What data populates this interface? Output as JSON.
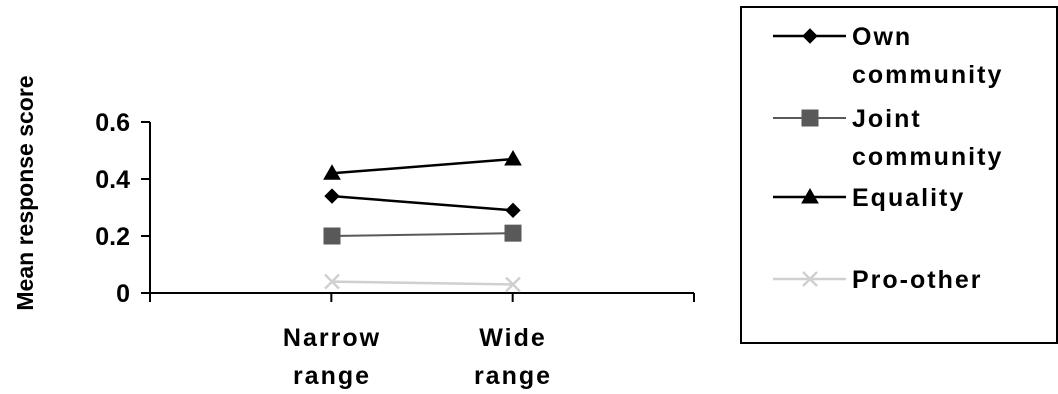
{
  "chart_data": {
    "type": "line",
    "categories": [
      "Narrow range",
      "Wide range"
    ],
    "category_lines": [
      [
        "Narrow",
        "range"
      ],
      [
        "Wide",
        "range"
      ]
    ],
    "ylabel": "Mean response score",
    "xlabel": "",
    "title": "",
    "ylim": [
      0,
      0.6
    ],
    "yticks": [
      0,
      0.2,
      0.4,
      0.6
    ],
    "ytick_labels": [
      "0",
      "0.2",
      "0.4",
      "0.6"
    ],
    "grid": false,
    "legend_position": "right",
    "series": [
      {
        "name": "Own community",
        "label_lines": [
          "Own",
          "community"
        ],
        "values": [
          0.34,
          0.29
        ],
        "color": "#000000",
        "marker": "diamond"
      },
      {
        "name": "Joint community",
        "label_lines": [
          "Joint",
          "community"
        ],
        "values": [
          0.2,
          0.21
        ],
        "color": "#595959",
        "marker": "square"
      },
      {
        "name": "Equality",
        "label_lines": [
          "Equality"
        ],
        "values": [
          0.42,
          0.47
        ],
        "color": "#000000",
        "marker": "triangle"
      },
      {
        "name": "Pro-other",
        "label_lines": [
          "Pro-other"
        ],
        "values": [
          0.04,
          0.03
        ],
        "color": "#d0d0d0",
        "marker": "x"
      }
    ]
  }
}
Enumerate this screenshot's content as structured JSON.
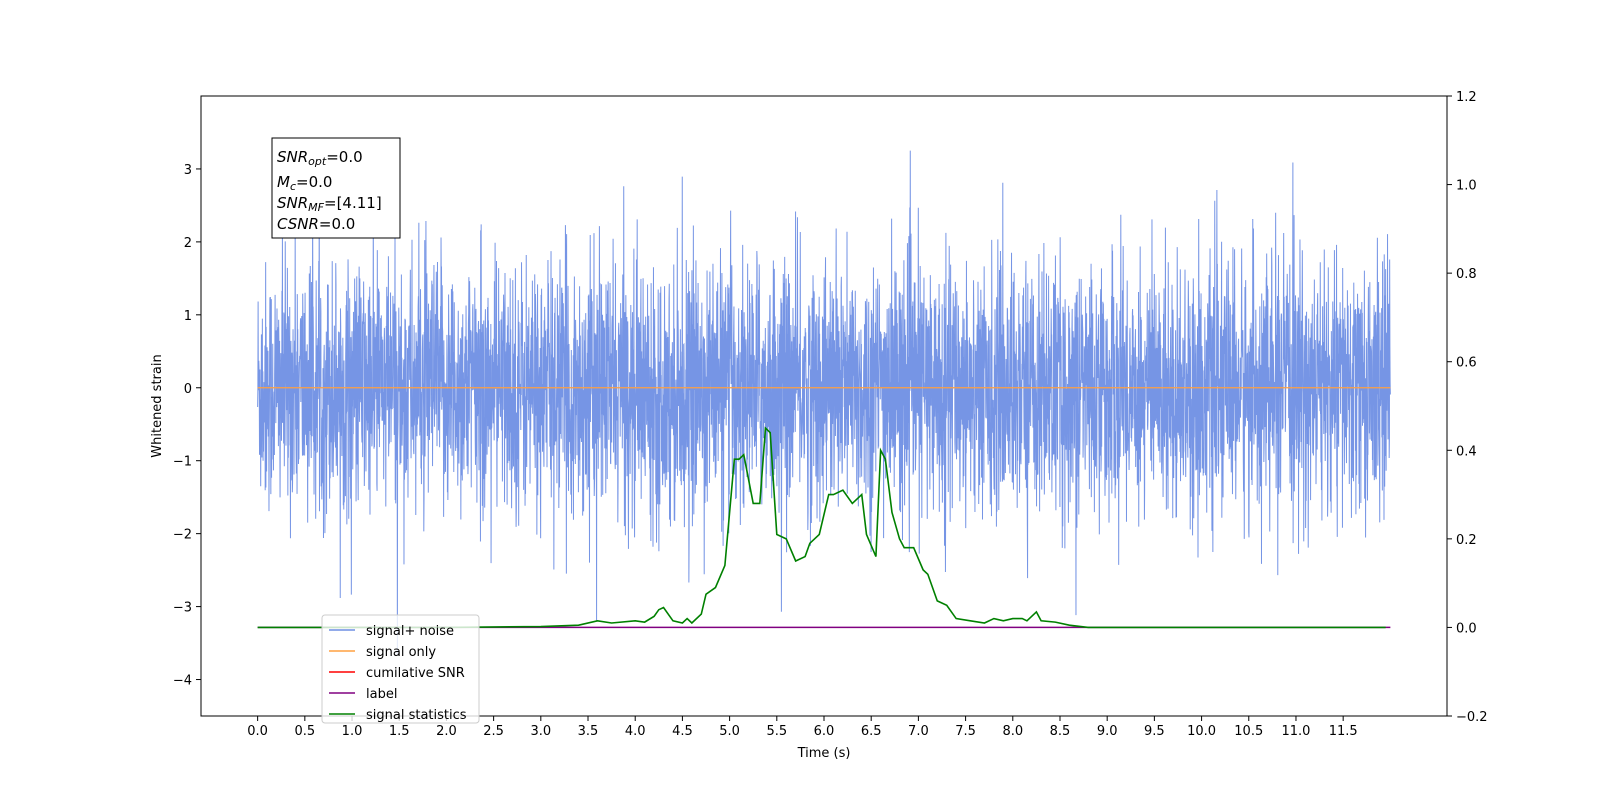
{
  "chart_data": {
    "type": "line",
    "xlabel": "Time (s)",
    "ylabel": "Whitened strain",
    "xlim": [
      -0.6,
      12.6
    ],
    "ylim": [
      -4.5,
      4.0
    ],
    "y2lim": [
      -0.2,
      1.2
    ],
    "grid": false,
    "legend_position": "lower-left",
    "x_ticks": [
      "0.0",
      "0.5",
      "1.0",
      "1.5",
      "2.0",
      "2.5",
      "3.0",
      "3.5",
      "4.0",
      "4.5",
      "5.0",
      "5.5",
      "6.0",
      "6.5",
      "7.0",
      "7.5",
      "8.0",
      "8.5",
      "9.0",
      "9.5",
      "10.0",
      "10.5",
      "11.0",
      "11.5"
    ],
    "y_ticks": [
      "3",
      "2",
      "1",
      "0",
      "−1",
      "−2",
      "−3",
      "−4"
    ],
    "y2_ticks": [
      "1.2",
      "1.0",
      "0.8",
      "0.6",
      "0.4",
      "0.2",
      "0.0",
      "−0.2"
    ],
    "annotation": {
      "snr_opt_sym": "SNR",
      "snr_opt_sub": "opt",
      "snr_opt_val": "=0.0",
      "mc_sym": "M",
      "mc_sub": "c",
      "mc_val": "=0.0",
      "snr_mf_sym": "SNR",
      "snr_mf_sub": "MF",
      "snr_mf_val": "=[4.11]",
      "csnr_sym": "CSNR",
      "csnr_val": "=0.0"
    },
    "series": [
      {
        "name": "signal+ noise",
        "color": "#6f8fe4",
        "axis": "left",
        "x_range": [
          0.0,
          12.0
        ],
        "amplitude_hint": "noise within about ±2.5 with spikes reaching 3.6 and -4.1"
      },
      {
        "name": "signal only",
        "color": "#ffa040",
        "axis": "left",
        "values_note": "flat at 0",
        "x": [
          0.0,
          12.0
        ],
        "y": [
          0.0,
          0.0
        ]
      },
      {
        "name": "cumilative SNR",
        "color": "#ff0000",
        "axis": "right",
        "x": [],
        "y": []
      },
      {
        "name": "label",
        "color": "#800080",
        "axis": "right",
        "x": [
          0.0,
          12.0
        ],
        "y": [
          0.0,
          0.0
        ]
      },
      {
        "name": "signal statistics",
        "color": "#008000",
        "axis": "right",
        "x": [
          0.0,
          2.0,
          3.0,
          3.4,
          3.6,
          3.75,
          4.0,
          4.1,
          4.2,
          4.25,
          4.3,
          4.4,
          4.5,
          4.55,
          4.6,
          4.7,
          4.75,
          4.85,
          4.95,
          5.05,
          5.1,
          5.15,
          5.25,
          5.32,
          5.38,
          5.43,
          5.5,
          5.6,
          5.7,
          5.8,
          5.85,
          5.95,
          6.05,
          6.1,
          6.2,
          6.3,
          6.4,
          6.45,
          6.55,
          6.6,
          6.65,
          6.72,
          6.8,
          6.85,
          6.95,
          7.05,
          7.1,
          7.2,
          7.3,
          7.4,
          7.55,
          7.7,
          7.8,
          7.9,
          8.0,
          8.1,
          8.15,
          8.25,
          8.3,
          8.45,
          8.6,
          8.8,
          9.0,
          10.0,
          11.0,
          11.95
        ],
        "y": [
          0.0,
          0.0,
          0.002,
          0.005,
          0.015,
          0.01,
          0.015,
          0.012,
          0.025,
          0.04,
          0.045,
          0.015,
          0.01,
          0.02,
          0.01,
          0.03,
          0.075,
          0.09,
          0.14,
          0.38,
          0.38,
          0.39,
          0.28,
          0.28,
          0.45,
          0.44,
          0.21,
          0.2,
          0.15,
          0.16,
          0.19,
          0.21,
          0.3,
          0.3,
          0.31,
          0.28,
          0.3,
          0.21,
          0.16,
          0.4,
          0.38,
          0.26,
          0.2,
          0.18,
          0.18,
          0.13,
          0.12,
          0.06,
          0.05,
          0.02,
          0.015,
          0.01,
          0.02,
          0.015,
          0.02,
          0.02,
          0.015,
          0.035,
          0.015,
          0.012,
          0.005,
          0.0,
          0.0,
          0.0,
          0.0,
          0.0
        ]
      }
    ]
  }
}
= = = = = = =
Images in the records should not be copied. Repeat all the rest exactly.

#### [In response]
What data populates this interface? Output as JSON.
{
  "chart_data": {
    "type": "line",
    "categories": [
      "Narrow range",
      "Wide range"
    ],
    "category_lines": [
      [
        "Narrow",
        "range"
      ],
      [
        "Wide",
        "range"
      ]
    ],
    "ylabel": "Mean response score",
    "xlabel": "",
    "title": "",
    "ylim": [
      0,
      0.6
    ],
    "yticks": [
      0,
      0.2,
      0.4,
      0.6
    ],
    "ytick_labels": [
      "0",
      "0.2",
      "0.4",
      "0.6"
    ],
    "grid": false,
    "legend_position": "right",
    "series": [
      {
        "name": "Own community",
        "label_lines": [
          "Own",
          "community"
        ],
        "values": [
          0.34,
          0.29
        ],
        "color": "#000000",
        "marker": "diamond"
      },
      {
        "name": "Joint community",
        "label_lines": [
          "Joint",
          "community"
        ],
        "values": [
          0.2,
          0.21
        ],
        "color": "#595959",
        "marker": "square"
      },
      {
        "name": "Equality",
        "label_lines": [
          "Equality"
        ],
        "values": [
          0.42,
          0.47
        ],
        "color": "#000000",
        "marker": "triangle"
      },
      {
        "name": "Pro-other",
        "label_lines": [
          "Pro-other"
        ],
        "values": [
          0.04,
          0.03
        ],
        "color": "#d0d0d0",
        "marker": "x"
      }
    ]
  }
}
Enumerate this screenshot's content as structured JSON.
{
  "chart_data": {
    "type": "line",
    "xlabel": "Time (s)",
    "ylabel": "Whitened strain",
    "xlim": [
      -0.6,
      12.6
    ],
    "ylim": [
      -4.5,
      4.0
    ],
    "y2lim": [
      -0.2,
      1.2
    ],
    "grid": false,
    "legend_position": "lower-left",
    "x_ticks": [
      "0.0",
      "0.5",
      "1.0",
      "1.5",
      "2.0",
      "2.5",
      "3.0",
      "3.5",
      "4.0",
      "4.5",
      "5.0",
      "5.5",
      "6.0",
      "6.5",
      "7.0",
      "7.5",
      "8.0",
      "8.5",
      "9.0",
      "9.5",
      "10.0",
      "10.5",
      "11.0",
      "11.5"
    ],
    "y_ticks": [
      "3",
      "2",
      "1",
      "0",
      "−1",
      "−2",
      "−3",
      "−4"
    ],
    "y2_ticks": [
      "1.2",
      "1.0",
      "0.8",
      "0.6",
      "0.4",
      "0.2",
      "0.0",
      "−0.2"
    ],
    "annotation": {
      "snr_opt_sym": "SNR",
      "snr_opt_sub": "opt",
      "snr_opt_val": "=0.0",
      "mc_sym": "M",
      "mc_sub": "c",
      "mc_val": "=0.0",
      "snr_mf_sym": "SNR",
      "snr_mf_sub": "MF",
      "snr_mf_val": "=[4.11]",
      "csnr_sym": "CSNR",
      "csnr_val": "=0.0"
    },
    "series": [
      {
        "name": "signal+ noise",
        "color": "#6f8fe4",
        "axis": "left",
        "x_range": [
          0.0,
          12.0
        ],
        "amplitude_hint": "noise within about ±2.5 with spikes reaching 3.6 and -4.1"
      },
      {
        "name": "signal only",
        "color": "#ffa040",
        "axis": "left",
        "values_note": "flat at 0",
        "x": [
          0.0,
          12.0
        ],
        "y": [
          0.0,
          0.0
        ]
      },
      {
        "name": "cumilative SNR",
        "color": "#ff0000",
        "axis": "right",
        "x": [],
        "y": []
      },
      {
        "name": "label",
        "color": "#800080",
        "axis": "right",
        "x": [
          0.0,
          12.0
        ],
        "y": [
          0.0,
          0.0
        ]
      },
      {
        "name": "signal statistics",
        "color": "#008000",
        "axis": "right",
        "x": [
          0.0,
          2.0,
          3.0,
          3.4,
          3.6,
          3.75,
          4.0,
          4.1,
          4.2,
          4.25,
          4.3,
          4.4,
          4.5,
          4.55,
          4.6,
          4.7,
          4.75,
          4.85,
          4.95,
          5.05,
          5.1,
          5.15,
          5.25,
          5.32,
          5.38,
          5.43,
          5.5,
          5.6,
          5.7,
          5.8,
          5.85,
          5.95,
          6.05,
          6.1,
          6.2,
          6.3,
          6.4,
          6.45,
          6.55,
          6.6,
          6.65,
          6.72,
          6.8,
          6.85,
          6.95,
          7.05,
          7.1,
          7.2,
          7.3,
          7.4,
          7.55,
          7.7,
          7.8,
          7.9,
          8.0,
          8.1,
          8.15,
          8.25,
          8.3,
          8.45,
          8.6,
          8.8,
          9.0,
          10.0,
          11.0,
          11.95
        ],
        "y": [
          0.0,
          0.0,
          0.002,
          0.005,
          0.015,
          0.01,
          0.015,
          0.012,
          0.025,
          0.04,
          0.045,
          0.015,
          0.01,
          0.02,
          0.01,
          0.03,
          0.075,
          0.09,
          0.14,
          0.38,
          0.38,
          0.39,
          0.28,
          0.28,
          0.45,
          0.44,
          0.21,
          0.2,
          0.15,
          0.16,
          0.19,
          0.21,
          0.3,
          0.3,
          0.31,
          0.28,
          0.3,
          0.21,
          0.16,
          0.4,
          0.38,
          0.26,
          0.2,
          0.18,
          0.18,
          0.13,
          0.12,
          0.06,
          0.05,
          0.02,
          0.015,
          0.01,
          0.02,
          0.015,
          0.02,
          0.02,
          0.015,
          0.035,
          0.015,
          0.012,
          0.005,
          0.0,
          0.0,
          0.0,
          0.0,
          0.0
        ]
      }
    ]
  }
}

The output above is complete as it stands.